→ What you have to do: Which lines hold the word "BLACK"? Copy each one.
[START OF Working data]
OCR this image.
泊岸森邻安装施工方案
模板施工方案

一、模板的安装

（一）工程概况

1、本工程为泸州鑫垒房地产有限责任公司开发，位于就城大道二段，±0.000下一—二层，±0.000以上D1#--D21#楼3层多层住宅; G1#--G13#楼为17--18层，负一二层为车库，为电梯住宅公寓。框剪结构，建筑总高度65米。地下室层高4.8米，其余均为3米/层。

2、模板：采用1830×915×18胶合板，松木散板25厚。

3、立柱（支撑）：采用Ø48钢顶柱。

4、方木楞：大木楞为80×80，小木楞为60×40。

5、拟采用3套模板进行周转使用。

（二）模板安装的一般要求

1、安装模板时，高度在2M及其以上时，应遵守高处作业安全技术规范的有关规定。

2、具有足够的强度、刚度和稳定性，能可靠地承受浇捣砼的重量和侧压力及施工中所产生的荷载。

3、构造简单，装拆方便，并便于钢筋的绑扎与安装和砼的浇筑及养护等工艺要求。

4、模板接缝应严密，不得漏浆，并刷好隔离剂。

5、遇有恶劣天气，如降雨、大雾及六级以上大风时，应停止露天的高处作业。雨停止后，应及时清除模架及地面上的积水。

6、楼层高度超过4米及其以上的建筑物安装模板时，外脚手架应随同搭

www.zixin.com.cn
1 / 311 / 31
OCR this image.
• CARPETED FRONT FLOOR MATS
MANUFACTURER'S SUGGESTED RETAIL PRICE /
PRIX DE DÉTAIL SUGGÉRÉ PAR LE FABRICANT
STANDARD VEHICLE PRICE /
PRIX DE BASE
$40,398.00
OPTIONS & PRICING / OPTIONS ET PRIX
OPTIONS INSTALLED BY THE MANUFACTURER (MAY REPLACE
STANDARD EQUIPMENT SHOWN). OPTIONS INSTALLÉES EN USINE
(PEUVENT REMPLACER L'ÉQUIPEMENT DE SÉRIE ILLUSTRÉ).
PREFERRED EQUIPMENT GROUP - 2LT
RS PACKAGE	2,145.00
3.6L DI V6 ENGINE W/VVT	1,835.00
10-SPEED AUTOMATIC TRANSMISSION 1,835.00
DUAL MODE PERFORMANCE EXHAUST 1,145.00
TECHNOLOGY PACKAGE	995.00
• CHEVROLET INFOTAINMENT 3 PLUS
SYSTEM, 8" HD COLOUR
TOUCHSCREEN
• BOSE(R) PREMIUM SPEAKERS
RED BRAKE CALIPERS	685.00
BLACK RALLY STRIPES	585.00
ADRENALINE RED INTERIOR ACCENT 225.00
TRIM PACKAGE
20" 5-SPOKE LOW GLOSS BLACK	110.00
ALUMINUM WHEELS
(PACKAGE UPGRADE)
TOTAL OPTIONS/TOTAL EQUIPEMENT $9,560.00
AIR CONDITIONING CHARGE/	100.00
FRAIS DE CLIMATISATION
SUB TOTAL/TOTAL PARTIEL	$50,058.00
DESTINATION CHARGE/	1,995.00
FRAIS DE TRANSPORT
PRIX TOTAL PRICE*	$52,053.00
[END OF Working data]
→ Reply:
BLACK RALLY STRIPES	585.00
20" 5-SPOKE LOW GLOSS BLACK	110.00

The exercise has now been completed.